* **GIVEN TASK**
Report how many lines contain "同级推理成本". Give the number and nothing else.

* **RECORDS SHOWN**
........

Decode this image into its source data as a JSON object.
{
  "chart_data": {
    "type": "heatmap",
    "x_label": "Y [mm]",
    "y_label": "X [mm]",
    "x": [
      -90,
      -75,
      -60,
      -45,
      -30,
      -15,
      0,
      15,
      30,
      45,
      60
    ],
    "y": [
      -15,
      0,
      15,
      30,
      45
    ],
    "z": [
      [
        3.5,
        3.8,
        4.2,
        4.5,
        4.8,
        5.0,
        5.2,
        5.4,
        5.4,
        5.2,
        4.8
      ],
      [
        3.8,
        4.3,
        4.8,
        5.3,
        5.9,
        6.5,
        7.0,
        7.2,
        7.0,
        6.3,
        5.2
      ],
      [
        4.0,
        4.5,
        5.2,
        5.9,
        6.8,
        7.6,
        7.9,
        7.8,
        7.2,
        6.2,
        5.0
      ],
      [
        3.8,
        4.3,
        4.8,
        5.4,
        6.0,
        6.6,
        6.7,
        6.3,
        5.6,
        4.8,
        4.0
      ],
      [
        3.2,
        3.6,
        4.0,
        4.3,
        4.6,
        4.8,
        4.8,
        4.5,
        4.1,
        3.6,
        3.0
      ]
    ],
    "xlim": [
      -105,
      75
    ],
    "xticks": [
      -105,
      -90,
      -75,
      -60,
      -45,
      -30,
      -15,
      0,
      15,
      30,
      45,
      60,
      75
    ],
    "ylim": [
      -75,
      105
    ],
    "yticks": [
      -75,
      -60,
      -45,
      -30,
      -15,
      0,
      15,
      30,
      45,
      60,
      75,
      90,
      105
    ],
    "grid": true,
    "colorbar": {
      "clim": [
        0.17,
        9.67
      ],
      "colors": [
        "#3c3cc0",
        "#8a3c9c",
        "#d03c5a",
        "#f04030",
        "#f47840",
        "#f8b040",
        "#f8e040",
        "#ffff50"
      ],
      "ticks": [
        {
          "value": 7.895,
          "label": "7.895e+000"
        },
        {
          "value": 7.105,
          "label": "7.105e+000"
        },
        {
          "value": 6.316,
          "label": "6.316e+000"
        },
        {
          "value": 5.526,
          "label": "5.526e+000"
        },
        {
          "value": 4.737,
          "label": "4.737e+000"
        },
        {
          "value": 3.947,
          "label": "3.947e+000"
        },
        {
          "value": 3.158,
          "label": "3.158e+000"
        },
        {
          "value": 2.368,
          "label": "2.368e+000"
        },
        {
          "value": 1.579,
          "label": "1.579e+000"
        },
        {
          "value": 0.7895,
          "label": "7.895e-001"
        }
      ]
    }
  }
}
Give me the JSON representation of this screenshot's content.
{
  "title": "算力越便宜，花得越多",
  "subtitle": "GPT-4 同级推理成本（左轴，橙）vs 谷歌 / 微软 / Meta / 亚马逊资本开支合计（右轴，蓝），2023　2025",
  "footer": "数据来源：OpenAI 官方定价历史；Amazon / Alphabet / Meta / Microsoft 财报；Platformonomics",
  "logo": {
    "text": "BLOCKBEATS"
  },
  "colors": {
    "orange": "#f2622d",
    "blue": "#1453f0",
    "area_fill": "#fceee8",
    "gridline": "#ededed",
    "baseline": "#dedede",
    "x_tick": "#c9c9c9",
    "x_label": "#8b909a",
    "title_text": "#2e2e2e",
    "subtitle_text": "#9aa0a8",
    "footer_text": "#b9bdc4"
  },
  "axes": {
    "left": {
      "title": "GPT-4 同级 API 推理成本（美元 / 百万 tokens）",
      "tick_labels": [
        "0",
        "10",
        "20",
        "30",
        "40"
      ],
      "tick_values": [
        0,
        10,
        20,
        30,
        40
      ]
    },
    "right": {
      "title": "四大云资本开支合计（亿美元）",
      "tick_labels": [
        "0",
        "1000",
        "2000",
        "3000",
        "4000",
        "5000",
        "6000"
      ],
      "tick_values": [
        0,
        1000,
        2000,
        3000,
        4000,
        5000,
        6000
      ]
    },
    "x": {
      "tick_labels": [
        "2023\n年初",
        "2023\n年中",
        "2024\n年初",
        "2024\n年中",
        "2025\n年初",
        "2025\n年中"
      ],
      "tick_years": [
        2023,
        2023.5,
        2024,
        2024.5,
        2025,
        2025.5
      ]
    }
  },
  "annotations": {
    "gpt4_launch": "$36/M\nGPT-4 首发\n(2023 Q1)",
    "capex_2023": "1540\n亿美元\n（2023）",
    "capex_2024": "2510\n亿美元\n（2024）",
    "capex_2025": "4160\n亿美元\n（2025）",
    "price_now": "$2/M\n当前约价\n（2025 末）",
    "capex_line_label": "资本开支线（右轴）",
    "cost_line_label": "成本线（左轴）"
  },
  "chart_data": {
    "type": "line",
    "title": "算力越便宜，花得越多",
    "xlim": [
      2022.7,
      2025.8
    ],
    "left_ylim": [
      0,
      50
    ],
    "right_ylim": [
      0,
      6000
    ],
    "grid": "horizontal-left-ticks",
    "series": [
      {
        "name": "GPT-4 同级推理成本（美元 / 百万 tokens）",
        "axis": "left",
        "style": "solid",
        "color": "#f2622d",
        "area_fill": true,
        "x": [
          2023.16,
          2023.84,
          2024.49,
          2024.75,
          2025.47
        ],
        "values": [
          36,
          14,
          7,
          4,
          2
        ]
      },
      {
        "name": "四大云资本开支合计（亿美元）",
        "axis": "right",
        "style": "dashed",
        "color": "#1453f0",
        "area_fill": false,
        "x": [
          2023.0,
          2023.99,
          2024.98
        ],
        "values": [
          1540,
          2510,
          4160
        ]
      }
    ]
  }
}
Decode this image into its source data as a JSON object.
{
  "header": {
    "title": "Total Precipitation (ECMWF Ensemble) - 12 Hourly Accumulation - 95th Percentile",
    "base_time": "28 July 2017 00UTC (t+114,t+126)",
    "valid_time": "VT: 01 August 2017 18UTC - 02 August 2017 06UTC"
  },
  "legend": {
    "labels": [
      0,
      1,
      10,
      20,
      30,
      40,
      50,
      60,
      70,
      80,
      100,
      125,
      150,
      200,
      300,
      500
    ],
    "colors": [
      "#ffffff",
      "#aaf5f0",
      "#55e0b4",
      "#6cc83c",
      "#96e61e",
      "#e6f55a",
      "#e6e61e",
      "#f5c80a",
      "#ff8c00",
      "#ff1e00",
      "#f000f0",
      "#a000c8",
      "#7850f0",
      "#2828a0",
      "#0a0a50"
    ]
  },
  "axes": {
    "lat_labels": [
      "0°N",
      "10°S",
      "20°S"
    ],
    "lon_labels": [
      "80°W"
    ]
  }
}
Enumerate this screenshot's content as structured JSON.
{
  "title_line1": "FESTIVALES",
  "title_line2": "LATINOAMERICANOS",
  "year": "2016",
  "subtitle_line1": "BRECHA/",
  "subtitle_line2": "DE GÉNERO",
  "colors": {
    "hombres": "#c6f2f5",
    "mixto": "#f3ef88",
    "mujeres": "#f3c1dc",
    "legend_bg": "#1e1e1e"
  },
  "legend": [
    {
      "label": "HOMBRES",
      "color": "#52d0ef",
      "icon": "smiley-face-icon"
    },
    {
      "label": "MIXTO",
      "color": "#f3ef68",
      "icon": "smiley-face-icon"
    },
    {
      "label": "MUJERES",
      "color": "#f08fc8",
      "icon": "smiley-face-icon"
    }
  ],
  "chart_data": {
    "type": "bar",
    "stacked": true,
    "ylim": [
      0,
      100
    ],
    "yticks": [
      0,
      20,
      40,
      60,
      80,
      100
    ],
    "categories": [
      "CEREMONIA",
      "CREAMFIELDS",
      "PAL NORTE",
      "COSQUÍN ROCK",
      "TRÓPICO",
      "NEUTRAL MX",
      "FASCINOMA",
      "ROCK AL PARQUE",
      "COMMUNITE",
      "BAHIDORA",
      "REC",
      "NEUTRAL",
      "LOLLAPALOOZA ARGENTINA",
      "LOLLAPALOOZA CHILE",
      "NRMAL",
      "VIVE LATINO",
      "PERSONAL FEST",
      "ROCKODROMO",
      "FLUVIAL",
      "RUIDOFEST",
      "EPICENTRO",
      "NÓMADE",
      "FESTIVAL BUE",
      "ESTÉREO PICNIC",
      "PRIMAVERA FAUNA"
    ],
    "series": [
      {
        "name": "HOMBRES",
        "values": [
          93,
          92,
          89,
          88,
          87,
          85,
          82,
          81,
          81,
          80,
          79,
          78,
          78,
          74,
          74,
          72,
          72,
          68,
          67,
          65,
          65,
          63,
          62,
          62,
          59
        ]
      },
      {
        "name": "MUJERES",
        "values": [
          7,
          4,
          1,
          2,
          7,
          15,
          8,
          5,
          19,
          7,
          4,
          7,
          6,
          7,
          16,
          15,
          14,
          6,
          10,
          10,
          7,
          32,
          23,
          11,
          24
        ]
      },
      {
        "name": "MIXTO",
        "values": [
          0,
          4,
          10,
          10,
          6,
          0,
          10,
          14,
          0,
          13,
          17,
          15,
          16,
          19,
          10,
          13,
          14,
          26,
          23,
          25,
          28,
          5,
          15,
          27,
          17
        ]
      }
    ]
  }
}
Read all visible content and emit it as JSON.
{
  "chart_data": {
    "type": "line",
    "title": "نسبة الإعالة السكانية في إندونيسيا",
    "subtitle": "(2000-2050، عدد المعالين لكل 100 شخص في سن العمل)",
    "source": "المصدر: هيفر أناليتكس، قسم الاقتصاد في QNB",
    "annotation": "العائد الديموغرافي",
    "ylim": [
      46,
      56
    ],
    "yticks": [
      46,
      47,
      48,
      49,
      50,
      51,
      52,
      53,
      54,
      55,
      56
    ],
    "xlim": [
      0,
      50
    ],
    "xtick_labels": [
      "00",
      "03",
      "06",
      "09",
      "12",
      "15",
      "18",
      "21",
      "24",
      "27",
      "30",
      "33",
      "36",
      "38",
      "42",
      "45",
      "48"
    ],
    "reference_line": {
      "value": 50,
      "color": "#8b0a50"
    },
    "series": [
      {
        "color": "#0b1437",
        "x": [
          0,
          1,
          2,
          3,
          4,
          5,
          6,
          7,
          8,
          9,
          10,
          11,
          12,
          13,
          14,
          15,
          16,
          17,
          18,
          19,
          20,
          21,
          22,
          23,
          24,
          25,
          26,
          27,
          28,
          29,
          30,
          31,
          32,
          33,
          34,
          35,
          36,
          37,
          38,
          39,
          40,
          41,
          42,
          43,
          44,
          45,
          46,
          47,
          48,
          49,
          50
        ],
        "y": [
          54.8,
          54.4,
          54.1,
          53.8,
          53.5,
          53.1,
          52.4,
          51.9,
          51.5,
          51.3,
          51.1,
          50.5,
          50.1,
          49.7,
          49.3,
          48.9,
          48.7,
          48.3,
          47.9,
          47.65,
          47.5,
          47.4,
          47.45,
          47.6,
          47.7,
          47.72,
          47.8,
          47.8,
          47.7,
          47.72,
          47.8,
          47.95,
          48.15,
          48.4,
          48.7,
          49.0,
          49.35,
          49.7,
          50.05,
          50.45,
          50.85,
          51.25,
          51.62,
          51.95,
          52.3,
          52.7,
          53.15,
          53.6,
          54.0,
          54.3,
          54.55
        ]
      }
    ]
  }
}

........

* **COMPLETED TASK**
2